[Dataset items]
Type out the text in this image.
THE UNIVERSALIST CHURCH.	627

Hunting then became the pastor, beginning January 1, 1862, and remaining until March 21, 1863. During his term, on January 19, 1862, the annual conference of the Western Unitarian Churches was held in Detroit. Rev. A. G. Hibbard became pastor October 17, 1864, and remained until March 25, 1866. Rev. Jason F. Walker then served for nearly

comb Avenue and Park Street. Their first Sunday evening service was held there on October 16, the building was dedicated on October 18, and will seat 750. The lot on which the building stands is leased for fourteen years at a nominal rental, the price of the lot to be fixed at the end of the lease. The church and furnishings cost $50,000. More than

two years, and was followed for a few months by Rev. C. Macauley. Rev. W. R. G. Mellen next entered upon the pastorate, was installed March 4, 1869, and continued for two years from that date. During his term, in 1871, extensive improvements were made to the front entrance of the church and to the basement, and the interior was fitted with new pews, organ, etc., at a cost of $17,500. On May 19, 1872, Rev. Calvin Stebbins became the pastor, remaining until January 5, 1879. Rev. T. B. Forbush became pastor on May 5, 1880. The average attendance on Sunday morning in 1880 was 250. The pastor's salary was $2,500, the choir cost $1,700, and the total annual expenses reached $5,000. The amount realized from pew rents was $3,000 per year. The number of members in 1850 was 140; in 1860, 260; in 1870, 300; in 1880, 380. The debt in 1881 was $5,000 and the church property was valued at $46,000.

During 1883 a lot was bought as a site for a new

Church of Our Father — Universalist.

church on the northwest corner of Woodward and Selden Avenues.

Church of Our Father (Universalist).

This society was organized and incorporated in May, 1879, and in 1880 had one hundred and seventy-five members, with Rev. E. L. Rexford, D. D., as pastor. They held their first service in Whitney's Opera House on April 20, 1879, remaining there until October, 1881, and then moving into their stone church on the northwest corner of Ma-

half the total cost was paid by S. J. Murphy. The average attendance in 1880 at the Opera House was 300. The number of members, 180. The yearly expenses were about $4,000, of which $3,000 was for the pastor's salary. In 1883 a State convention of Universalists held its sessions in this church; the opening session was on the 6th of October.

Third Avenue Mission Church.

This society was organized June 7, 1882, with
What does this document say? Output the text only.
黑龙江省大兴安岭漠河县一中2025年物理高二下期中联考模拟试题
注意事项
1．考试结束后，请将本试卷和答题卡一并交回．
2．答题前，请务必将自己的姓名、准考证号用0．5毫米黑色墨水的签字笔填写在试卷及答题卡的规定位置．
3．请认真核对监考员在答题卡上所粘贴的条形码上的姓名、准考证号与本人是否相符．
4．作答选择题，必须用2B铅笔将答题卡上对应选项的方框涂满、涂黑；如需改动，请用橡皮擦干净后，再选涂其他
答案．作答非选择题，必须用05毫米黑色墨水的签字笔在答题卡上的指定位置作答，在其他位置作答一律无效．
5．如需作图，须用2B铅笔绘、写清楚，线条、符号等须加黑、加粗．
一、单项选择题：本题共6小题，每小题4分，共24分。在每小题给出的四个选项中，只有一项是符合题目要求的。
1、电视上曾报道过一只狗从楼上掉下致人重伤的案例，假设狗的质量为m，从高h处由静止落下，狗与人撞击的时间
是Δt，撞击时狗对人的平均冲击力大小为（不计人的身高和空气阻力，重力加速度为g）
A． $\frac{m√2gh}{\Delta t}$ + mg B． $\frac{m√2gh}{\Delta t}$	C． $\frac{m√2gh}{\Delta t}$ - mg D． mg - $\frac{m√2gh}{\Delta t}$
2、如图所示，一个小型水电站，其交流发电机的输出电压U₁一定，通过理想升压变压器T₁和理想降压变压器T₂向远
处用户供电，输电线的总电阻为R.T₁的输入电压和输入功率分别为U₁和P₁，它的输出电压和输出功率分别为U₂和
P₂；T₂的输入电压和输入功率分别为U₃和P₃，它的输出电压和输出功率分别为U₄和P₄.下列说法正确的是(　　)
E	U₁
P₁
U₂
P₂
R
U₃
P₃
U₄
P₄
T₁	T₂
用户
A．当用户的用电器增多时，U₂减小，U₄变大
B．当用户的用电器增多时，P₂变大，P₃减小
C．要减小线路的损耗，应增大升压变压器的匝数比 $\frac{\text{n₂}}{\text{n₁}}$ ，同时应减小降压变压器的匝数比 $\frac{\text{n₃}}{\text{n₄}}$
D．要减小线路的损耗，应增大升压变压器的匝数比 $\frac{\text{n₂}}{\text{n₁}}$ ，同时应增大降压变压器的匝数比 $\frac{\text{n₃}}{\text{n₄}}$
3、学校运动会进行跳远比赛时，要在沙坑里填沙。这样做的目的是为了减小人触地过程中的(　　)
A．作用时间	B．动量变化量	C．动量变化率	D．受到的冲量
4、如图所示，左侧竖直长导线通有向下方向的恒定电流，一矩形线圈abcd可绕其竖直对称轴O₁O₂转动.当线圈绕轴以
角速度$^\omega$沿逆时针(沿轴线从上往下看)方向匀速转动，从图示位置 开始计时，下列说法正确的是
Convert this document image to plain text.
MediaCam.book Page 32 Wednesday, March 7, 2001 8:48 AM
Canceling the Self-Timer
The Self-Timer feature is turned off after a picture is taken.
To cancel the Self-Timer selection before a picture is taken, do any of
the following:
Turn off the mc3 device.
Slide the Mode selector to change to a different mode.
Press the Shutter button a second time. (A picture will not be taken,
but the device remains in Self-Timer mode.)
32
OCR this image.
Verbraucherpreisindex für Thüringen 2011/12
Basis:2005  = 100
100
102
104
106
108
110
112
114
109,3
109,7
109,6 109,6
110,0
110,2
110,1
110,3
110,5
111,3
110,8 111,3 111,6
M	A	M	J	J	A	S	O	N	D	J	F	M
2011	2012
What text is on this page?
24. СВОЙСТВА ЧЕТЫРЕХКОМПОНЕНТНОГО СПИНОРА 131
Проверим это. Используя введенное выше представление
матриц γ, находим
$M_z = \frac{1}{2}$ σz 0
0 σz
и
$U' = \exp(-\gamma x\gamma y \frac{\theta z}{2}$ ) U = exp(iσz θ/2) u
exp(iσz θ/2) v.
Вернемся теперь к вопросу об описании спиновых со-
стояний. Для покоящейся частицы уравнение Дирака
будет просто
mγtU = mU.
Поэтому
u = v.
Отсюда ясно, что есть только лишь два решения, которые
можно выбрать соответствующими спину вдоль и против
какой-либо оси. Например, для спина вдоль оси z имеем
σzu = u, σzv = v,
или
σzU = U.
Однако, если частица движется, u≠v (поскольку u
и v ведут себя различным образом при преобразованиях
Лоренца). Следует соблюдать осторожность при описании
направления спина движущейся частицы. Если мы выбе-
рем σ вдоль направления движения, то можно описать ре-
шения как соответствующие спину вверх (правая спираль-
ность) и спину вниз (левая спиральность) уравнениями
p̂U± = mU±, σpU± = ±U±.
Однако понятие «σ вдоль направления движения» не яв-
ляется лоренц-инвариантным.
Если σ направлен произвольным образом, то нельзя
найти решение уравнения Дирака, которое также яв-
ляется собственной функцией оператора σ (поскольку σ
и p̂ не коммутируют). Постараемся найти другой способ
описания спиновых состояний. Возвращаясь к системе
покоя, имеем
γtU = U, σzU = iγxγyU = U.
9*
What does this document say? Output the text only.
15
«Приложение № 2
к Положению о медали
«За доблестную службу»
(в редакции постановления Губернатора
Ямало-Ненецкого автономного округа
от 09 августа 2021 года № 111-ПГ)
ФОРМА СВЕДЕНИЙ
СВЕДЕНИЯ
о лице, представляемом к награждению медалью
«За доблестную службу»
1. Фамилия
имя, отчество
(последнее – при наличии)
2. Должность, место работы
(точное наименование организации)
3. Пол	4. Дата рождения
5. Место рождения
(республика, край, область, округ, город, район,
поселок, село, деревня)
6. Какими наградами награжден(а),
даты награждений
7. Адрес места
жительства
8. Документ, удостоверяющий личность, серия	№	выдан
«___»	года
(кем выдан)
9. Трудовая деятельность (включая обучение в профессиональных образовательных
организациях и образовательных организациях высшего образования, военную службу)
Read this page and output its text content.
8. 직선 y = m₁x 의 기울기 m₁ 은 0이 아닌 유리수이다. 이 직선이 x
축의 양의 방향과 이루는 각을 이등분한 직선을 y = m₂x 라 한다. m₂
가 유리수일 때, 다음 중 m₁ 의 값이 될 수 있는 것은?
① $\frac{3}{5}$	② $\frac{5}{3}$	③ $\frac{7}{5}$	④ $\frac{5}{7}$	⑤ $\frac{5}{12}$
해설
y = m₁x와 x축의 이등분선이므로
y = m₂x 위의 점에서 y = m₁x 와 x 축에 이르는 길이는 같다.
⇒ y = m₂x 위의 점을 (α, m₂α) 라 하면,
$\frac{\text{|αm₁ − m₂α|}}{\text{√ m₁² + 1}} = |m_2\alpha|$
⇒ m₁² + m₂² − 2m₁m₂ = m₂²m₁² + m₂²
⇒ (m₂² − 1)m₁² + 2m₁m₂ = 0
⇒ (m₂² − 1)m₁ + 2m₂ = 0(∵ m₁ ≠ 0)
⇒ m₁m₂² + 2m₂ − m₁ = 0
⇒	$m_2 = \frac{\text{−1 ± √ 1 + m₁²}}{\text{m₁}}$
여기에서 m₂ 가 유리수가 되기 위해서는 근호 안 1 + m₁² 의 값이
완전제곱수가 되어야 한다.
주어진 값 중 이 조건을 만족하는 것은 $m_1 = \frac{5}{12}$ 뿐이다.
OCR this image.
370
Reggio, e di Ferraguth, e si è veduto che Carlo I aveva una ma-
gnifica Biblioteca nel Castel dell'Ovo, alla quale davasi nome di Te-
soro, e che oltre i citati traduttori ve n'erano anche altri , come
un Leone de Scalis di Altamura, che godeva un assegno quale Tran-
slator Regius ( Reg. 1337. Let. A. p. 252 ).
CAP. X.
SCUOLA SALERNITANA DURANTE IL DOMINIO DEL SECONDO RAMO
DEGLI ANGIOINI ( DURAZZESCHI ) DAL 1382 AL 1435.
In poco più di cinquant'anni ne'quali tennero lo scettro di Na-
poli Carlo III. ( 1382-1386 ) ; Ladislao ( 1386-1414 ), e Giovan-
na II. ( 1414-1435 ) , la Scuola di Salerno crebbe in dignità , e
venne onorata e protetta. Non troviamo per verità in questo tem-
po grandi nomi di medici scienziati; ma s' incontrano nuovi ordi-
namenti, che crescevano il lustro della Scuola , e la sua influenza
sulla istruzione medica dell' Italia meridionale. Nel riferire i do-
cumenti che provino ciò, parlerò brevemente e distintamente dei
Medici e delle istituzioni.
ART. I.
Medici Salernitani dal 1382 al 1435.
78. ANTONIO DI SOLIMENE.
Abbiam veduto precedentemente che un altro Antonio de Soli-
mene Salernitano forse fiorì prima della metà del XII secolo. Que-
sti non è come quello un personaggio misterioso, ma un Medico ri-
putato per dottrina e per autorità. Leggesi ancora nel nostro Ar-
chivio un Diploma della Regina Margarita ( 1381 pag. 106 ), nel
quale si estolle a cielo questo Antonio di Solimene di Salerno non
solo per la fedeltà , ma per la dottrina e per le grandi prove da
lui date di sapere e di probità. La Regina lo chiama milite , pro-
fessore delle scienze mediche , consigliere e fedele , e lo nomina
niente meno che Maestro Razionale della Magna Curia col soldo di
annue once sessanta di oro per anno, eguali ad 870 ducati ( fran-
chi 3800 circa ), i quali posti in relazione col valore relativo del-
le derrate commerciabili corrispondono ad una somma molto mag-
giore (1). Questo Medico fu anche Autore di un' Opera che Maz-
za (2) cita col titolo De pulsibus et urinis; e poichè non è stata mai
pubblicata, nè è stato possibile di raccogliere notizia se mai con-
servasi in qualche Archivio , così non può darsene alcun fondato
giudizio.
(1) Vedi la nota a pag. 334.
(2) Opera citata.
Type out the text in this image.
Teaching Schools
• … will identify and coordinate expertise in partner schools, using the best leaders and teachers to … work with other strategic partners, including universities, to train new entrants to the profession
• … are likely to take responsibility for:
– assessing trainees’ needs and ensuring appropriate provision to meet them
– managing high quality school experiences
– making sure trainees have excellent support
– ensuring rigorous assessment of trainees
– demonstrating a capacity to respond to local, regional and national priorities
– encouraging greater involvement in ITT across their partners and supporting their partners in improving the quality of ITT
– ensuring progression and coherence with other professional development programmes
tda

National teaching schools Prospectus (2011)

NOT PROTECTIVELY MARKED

### Short problem
From the listing above, copy out each line where the word "направления" appears.

### Answer to this task
направления спина движущейся частицы. Если мы выбе-
рем σ вдоль направления движения, то можно описать ре-
Однако понятие «σ вдоль направления движения» не яв-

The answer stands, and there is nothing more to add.